**EXERCISE**
Skip the pictures. Reproduce all other material exactly.

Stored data
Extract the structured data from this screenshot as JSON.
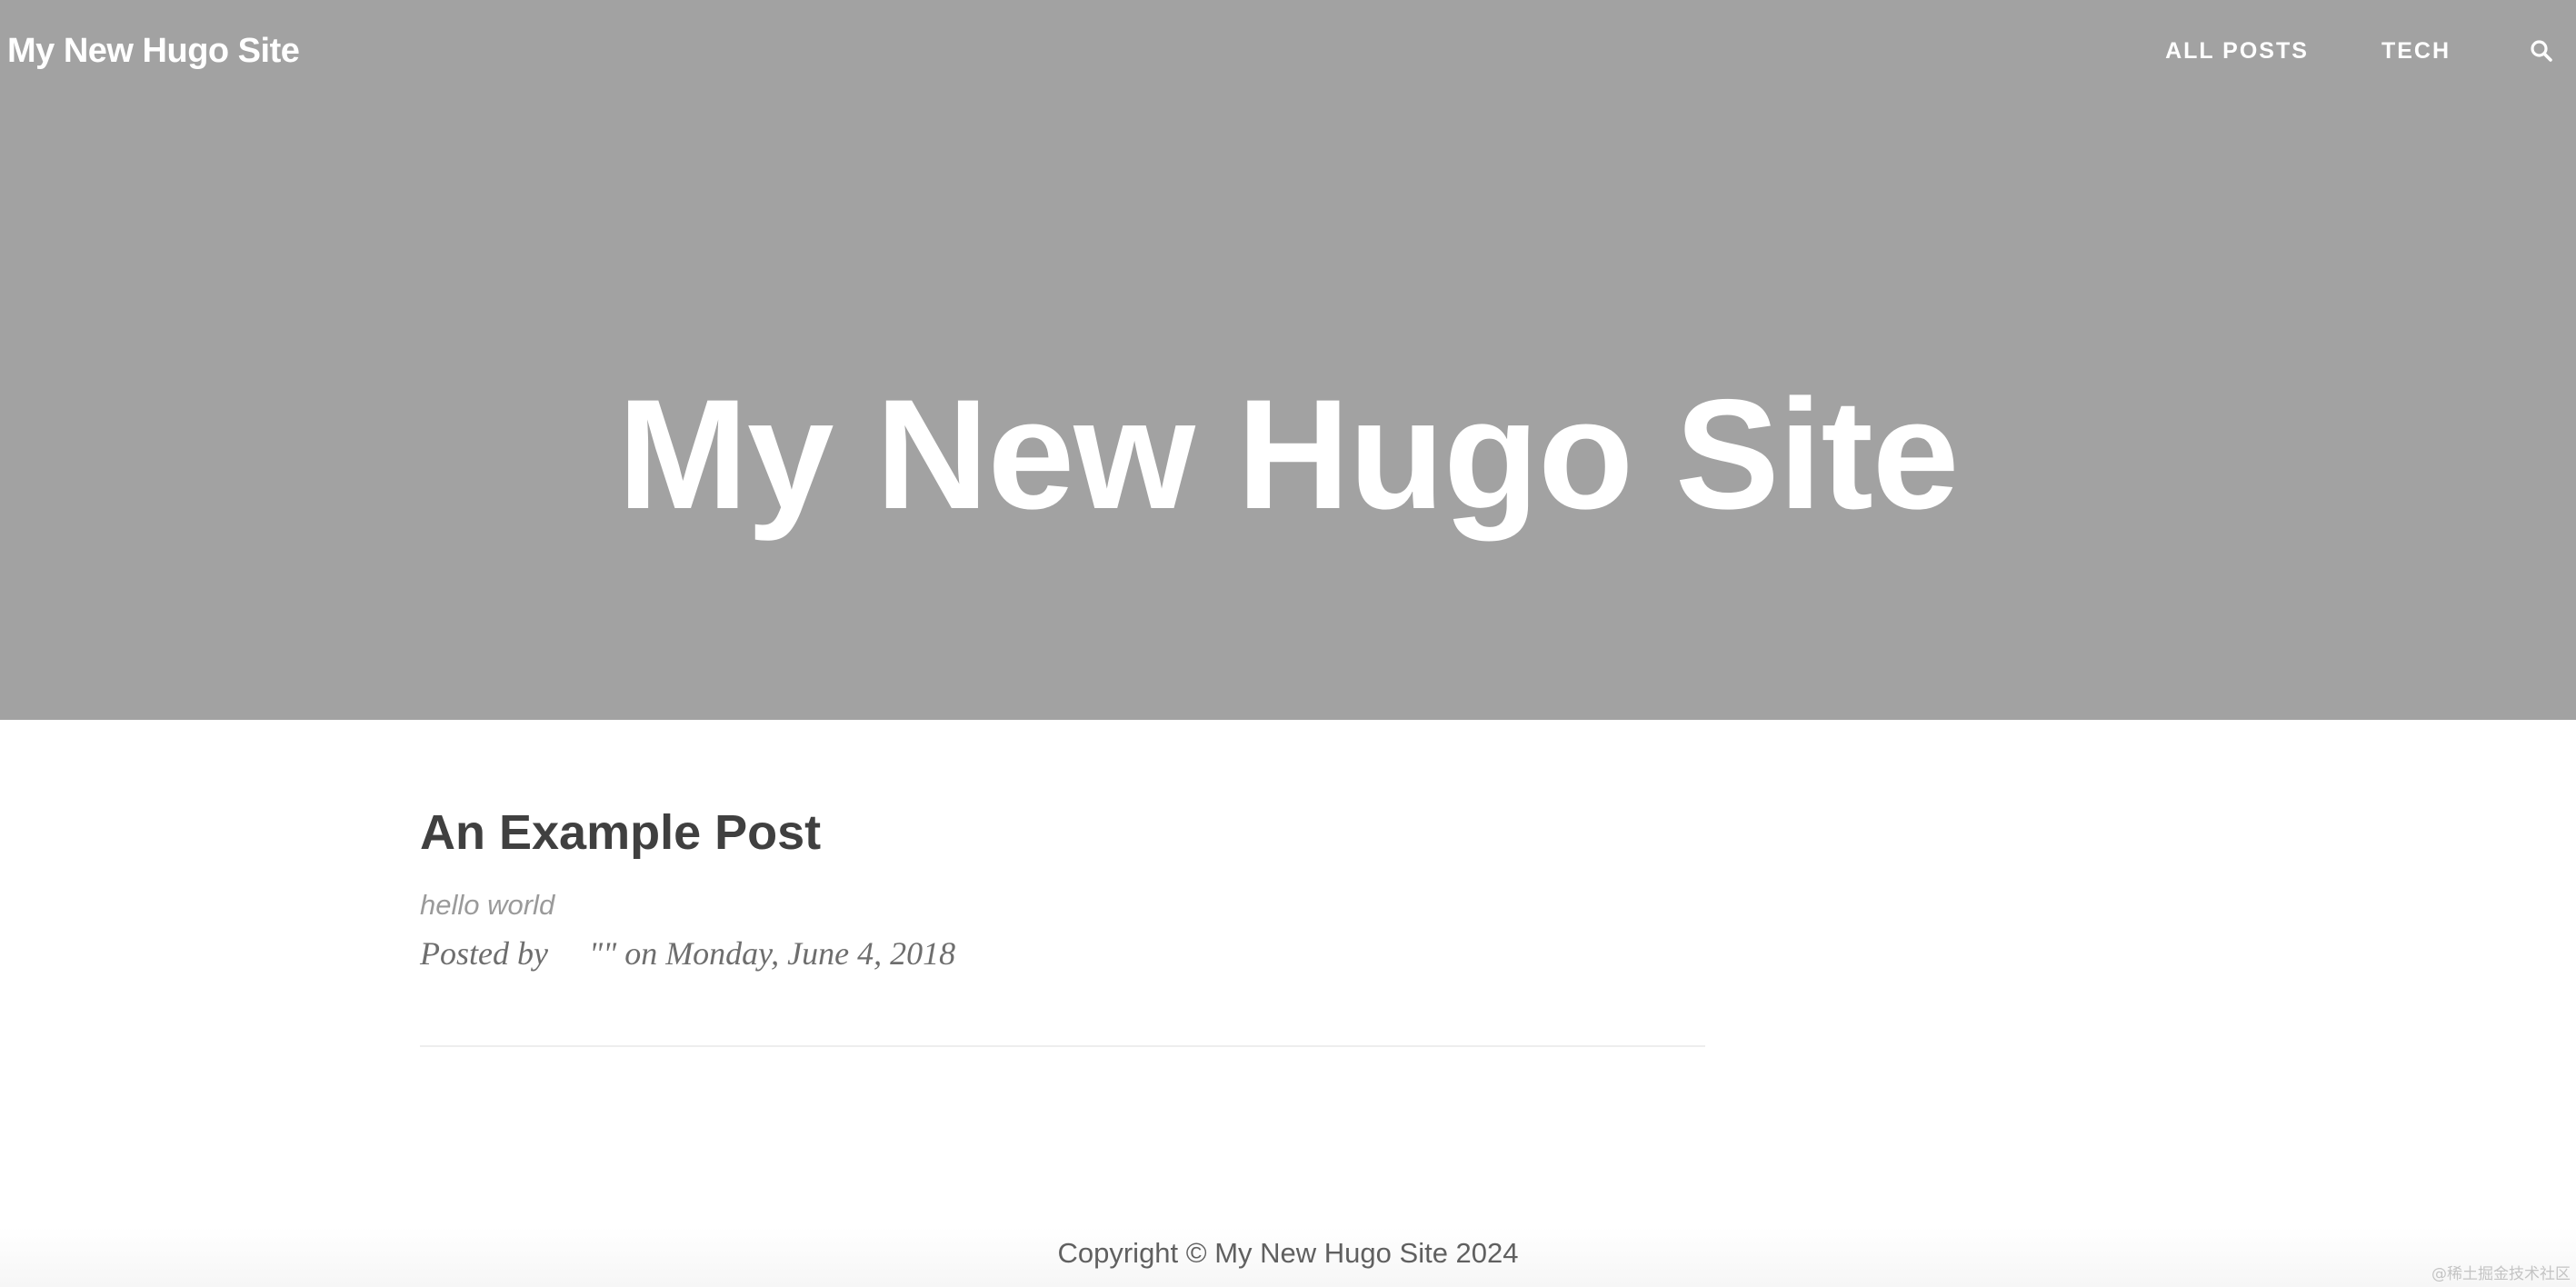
{
  "navbar": {
    "brand": "My New Hugo Site",
    "links": [
      {
        "label": "ALL POSTS"
      },
      {
        "label": "TECH"
      }
    ],
    "search_icon": "search-icon"
  },
  "hero": {
    "title": "My New Hugo Site"
  },
  "post": {
    "title": "An Example Post",
    "subtitle": "hello world",
    "meta": "Posted by     \"\" on Monday, June 4, 2018"
  },
  "footer": {
    "copyright": "Copyright © My New Hugo Site 2024"
  },
  "watermark": "@稀土掘金技术社区",
  "colors": {
    "hero_bg": "#a2a2a2",
    "title_text": "#404040",
    "subtitle_text": "#9a9a9a"
  }
}
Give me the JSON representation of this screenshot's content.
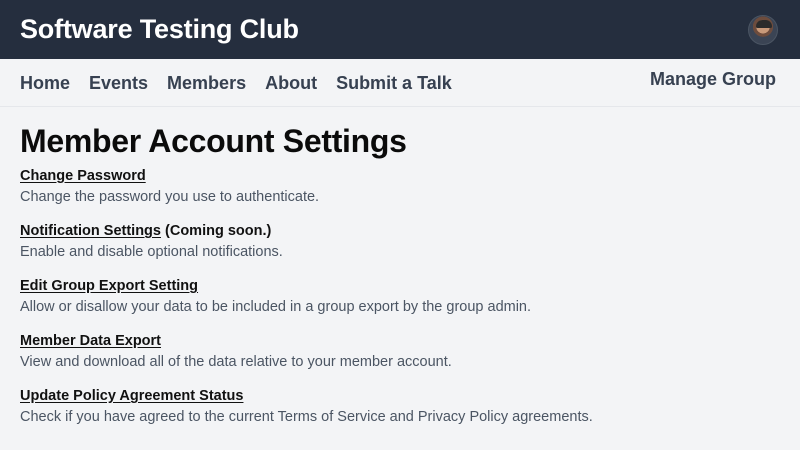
{
  "header": {
    "site_title": "Software Testing Club",
    "avatar_icon": "user-avatar"
  },
  "nav": {
    "links": [
      "Home",
      "Events",
      "Members",
      "About",
      "Submit a Talk"
    ],
    "manage_group": "Manage Group"
  },
  "main": {
    "title": "Member Account Settings",
    "settings": [
      {
        "title": "Change Password",
        "note": "",
        "description": "Change the password you use to authenticate."
      },
      {
        "title": "Notification Settings",
        "note": "(Coming soon.)",
        "description": "Enable and disable optional notifications."
      },
      {
        "title": "Edit Group Export Setting",
        "note": "",
        "description": "Allow or disallow your data to be included in a group export by the group admin."
      },
      {
        "title": "Member Data Export",
        "note": "",
        "description": "View and download all of the data relative to your member account."
      },
      {
        "title": "Update Policy Agreement Status",
        "note": "",
        "description": "Check if you have agreed to the current Terms of Service and Privacy Policy agreements."
      }
    ]
  },
  "colors": {
    "header_bg": "#252e3e",
    "page_bg": "#f3f4f6",
    "nav_text": "#374151"
  }
}
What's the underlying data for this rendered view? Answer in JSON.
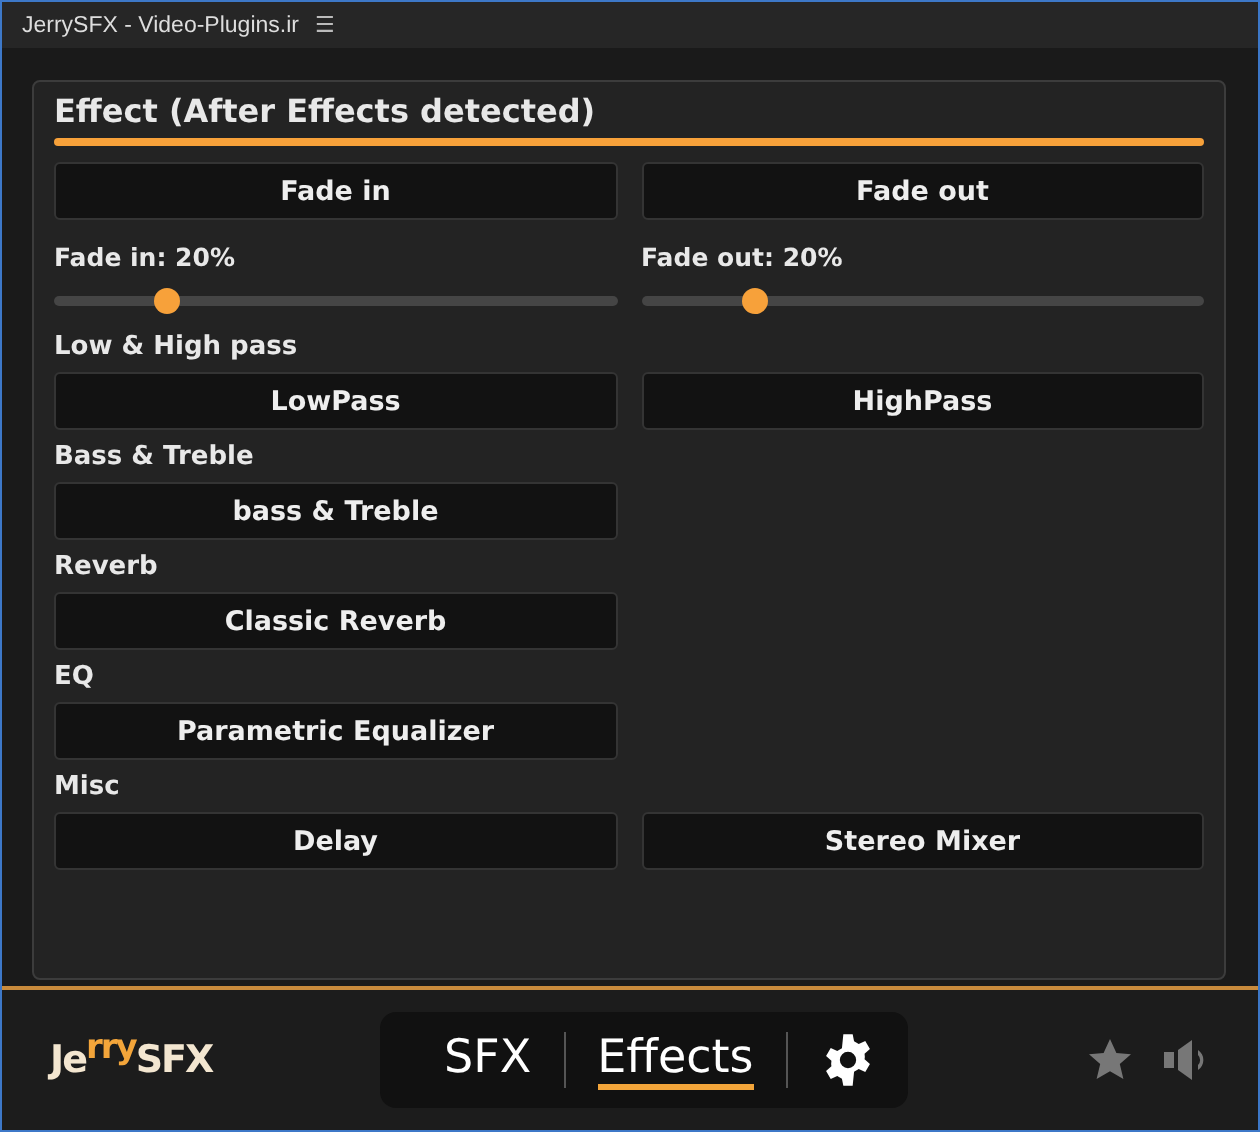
{
  "window": {
    "title": "JerrySFX - Video-Plugins.ir",
    "menu_glyph": "☰"
  },
  "panel": {
    "title": "Effect (After Effects detected)",
    "rows": [
      {
        "kind": "buttons",
        "buttons": [
          "Fade in",
          "Fade out"
        ]
      },
      {
        "kind": "sliders",
        "sliders": [
          {
            "label": "Fade in: 20%",
            "level": 0.2
          },
          {
            "label": "Fade out: 20%",
            "level": 0.2
          }
        ]
      },
      {
        "kind": "heading",
        "text": "Low & High pass"
      },
      {
        "kind": "buttons",
        "buttons": [
          "LowPass",
          "HighPass"
        ]
      },
      {
        "kind": "heading",
        "text": "Bass & Treble"
      },
      {
        "kind": "buttons",
        "buttons": [
          "bass & Treble"
        ]
      },
      {
        "kind": "heading",
        "text": "Reverb"
      },
      {
        "kind": "buttons",
        "buttons": [
          "Classic Reverb"
        ]
      },
      {
        "kind": "heading",
        "text": "EQ"
      },
      {
        "kind": "buttons",
        "buttons": [
          "Parametric Equalizer"
        ]
      },
      {
        "kind": "heading",
        "text": "Misc"
      },
      {
        "kind": "buttons",
        "buttons": [
          "Delay",
          "Stereo Mixer"
        ]
      }
    ]
  },
  "footer": {
    "logo": [
      {
        "text": "Je",
        "accent": false
      },
      {
        "text": "rry",
        "accent": true
      },
      {
        "text": "SFX",
        "accent": false
      }
    ],
    "nav": [
      {
        "label": "SFX",
        "selected": false
      },
      {
        "label": "Effects",
        "selected": true
      }
    ]
  }
}
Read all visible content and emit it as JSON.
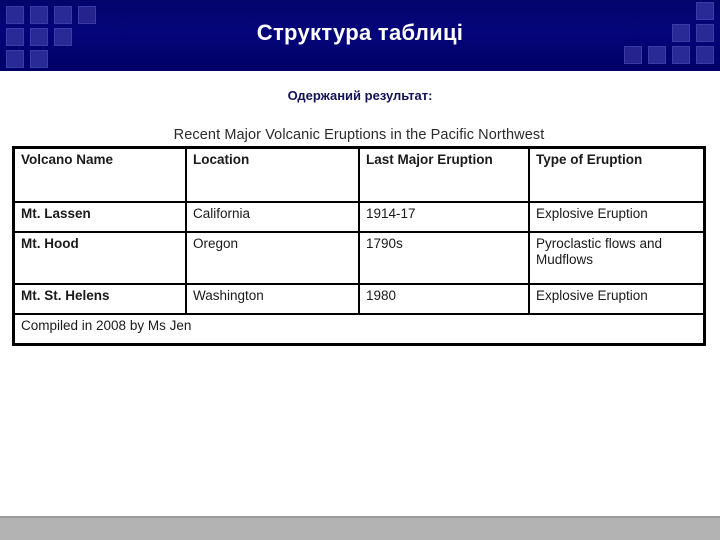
{
  "slide": {
    "title": "Структура таблиці",
    "subtitle": "Одержаний результат:"
  },
  "theme": {
    "header_bg": "#000066",
    "header_text": "#ffffff",
    "subtitle_text": "#121258",
    "deco_square": "#2a2a96",
    "bottom_bar": "#b3b3b3",
    "table_border": "#000000",
    "table_bg": "#ffffff"
  },
  "table": {
    "caption": "Recent Major Volcanic Eruptions in the Pacific Northwest",
    "columns": [
      "Volcano Name",
      "Location",
      "Last Major Eruption",
      "Type of Eruption"
    ],
    "rows": [
      {
        "name": "Mt. Lassen",
        "location": "California",
        "last_eruption": "1914-17",
        "type": "Explosive Eruption"
      },
      {
        "name": "Mt. Hood",
        "location": "Oregon",
        "last_eruption": "1790s",
        "type": "Pyroclastic flows and Mudflows"
      },
      {
        "name": "Mt. St. Helens",
        "location": "Washington",
        "last_eruption": "1980",
        "type": "Explosive Eruption"
      }
    ],
    "footer": "Compiled in 2008 by Ms Jen"
  }
}
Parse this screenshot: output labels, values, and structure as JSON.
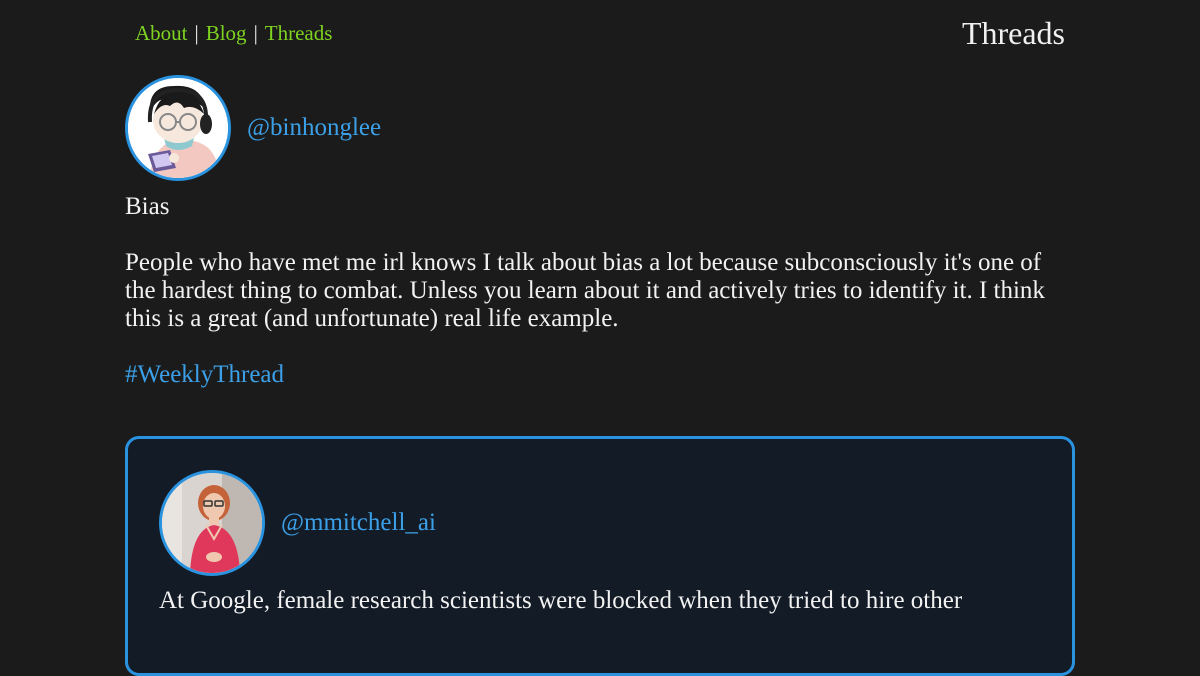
{
  "nav": {
    "about": "About",
    "blog": "Blog",
    "threads": "Threads",
    "separator": "|"
  },
  "page": {
    "title": "Threads"
  },
  "post": {
    "handle": "@binhonglee",
    "title": "Bias",
    "body": "People who have met me irl knows I talk about bias a lot because subconsciously it's one of the hardest thing to combat. Unless you learn about it and actively tries to identify it. I think this is a great (and unfortunate) real life example.",
    "hashtag": "#WeeklyThread"
  },
  "quoted_post": {
    "handle": "@mmitchell_ai",
    "text_partial": "At Google, female research scientists were blocked when they tried to hire other"
  },
  "colors": {
    "background": "#1b1b1b",
    "nav_link": "#7ed321",
    "accent_blue": "#2a93df",
    "quote_background": "#131b26"
  }
}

**WRITTEN ANSWER**
Extract the structured data from this screenshot as JSON.
{
  "navbar": {
    "brand": "My New Hugo Site",
    "links": [
      {
        "label": "ALL POSTS"
      },
      {
        "label": "TECH"
      }
    ],
    "search_icon": "search-icon"
  },
  "hero": {
    "title": "My New Hugo Site"
  },
  "post": {
    "title": "An Example Post",
    "subtitle": "hello world",
    "meta": "Posted by     \"\" on Monday, June 4, 2018"
  },
  "footer": {
    "copyright": "Copyright © My New Hugo Site 2024"
  },
  "watermark": "@稀土掘金技术社区",
  "colors": {
    "hero_bg": "#a2a2a2",
    "title_text": "#404040",
    "subtitle_text": "#9a9a9a"
  }
}
Give me the JSON representation of this screenshot's content.
{
  "header": {
    "site_title": "Software Testing Club",
    "avatar_icon": "user-avatar"
  },
  "nav": {
    "links": [
      "Home",
      "Events",
      "Members",
      "About",
      "Submit a Talk"
    ],
    "manage_group": "Manage Group"
  },
  "main": {
    "title": "Member Account Settings",
    "settings": [
      {
        "title": "Change Password",
        "note": "",
        "description": "Change the password you use to authenticate."
      },
      {
        "title": "Notification Settings",
        "note": "(Coming soon.)",
        "description": "Enable and disable optional notifications."
      },
      {
        "title": "Edit Group Export Setting",
        "note": "",
        "description": "Allow or disallow your data to be included in a group export by the group admin."
      },
      {
        "title": "Member Data Export",
        "note": "",
        "description": "View and download all of the data relative to your member account."
      },
      {
        "title": "Update Policy Agreement Status",
        "note": "",
        "description": "Check if you have agreed to the current Terms of Service and Privacy Policy agreements."
      }
    ]
  },
  "colors": {
    "header_bg": "#252e3e",
    "page_bg": "#f3f4f6",
    "nav_text": "#374151"
  }
}
What's the underlying data for this rendered view? Answer in JSON.
{
  "window": {
    "title": "JerrySFX - Video-Plugins.ir",
    "menu_glyph": "☰"
  },
  "panel": {
    "title": "Effect (After Effects detected)",
    "rows": [
      {
        "kind": "buttons",
        "buttons": [
          "Fade in",
          "Fade out"
        ]
      },
      {
        "kind": "sliders",
        "sliders": [
          {
            "label": "Fade in: 20%",
            "level": 0.2
          },
          {
            "label": "Fade out: 20%",
            "level": 0.2
          }
        ]
      },
      {
        "kind": "heading",
        "text": "Low & High pass"
      },
      {
        "kind": "buttons",
        "buttons": [
          "LowPass",
          "HighPass"
        ]
      },
      {
        "kind": "heading",
        "text": "Bass & Treble"
      },
      {
        "kind": "buttons",
        "buttons": [
          "bass & Treble"
        ]
      },
      {
        "kind": "heading",
        "text": "Reverb"
      },
      {
        "kind": "buttons",
        "buttons": [
          "Classic Reverb"
        ]
      },
      {
        "kind": "heading",
        "text": "EQ"
      },
      {
        "kind": "buttons",
        "buttons": [
          "Parametric Equalizer"
        ]
      },
      {
        "kind": "heading",
        "text": "Misc"
      },
      {
        "kind": "buttons",
        "buttons": [
          "Delay",
          "Stereo Mixer"
        ]
      }
    ]
  },
  "footer": {
    "logo": [
      {
        "text": "Je",
        "accent": false
      },
      {
        "text": "rry",
        "accent": true
      },
      {
        "text": "SFX",
        "accent": false
      }
    ],
    "nav": [
      {
        "label": "SFX",
        "selected": false
      },
      {
        "label": "Effects",
        "selected": true
      }
    ]
  }
}
Read all visible content and emit it as JSON.
{
  "slide": {
    "title": "Структура таблиці",
    "subtitle": "Одержаний результат:"
  },
  "theme": {
    "header_bg": "#000066",
    "header_text": "#ffffff",
    "subtitle_text": "#121258",
    "deco_square": "#2a2a96",
    "bottom_bar": "#b3b3b3",
    "table_border": "#000000",
    "table_bg": "#ffffff"
  },
  "table": {
    "caption": "Recent Major Volcanic Eruptions in the Pacific Northwest",
    "columns": [
      "Volcano Name",
      "Location",
      "Last Major Eruption",
      "Type of Eruption"
    ],
    "rows": [
      {
        "name": "Mt. Lassen",
        "location": "California",
        "last_eruption": "1914-17",
        "type": "Explosive Eruption"
      },
      {
        "name": "Mt. Hood",
        "location": "Oregon",
        "last_eruption": "1790s",
        "type": "Pyroclastic flows and Mudflows"
      },
      {
        "name": "Mt. St. Helens",
        "location": "Washington",
        "last_eruption": "1980",
        "type": "Explosive Eruption"
      }
    ],
    "footer": "Compiled in 2008 by Ms Jen"
  }
}
Parse this screenshot: output labels, values, and structure as JSON.
{
  "nav": {
    "about": "About",
    "blog": "Blog",
    "threads": "Threads",
    "separator": "|"
  },
  "page": {
    "title": "Threads"
  },
  "post": {
    "handle": "@binhonglee",
    "title": "Bias",
    "body": "People who have met me irl knows I talk about bias a lot because subconsciously it's one of the hardest thing to combat. Unless you learn about it and actively tries to identify it. I think this is a great (and unfortunate) real life example.",
    "hashtag": "#WeeklyThread"
  },
  "quoted_post": {
    "handle": "@mmitchell_ai",
    "text_partial": "At Google, female research scientists were blocked when they tried to hire other"
  },
  "colors": {
    "background": "#1b1b1b",
    "nav_link": "#7ed321",
    "accent_blue": "#2a93df",
    "quote_background": "#131b26"
  }
}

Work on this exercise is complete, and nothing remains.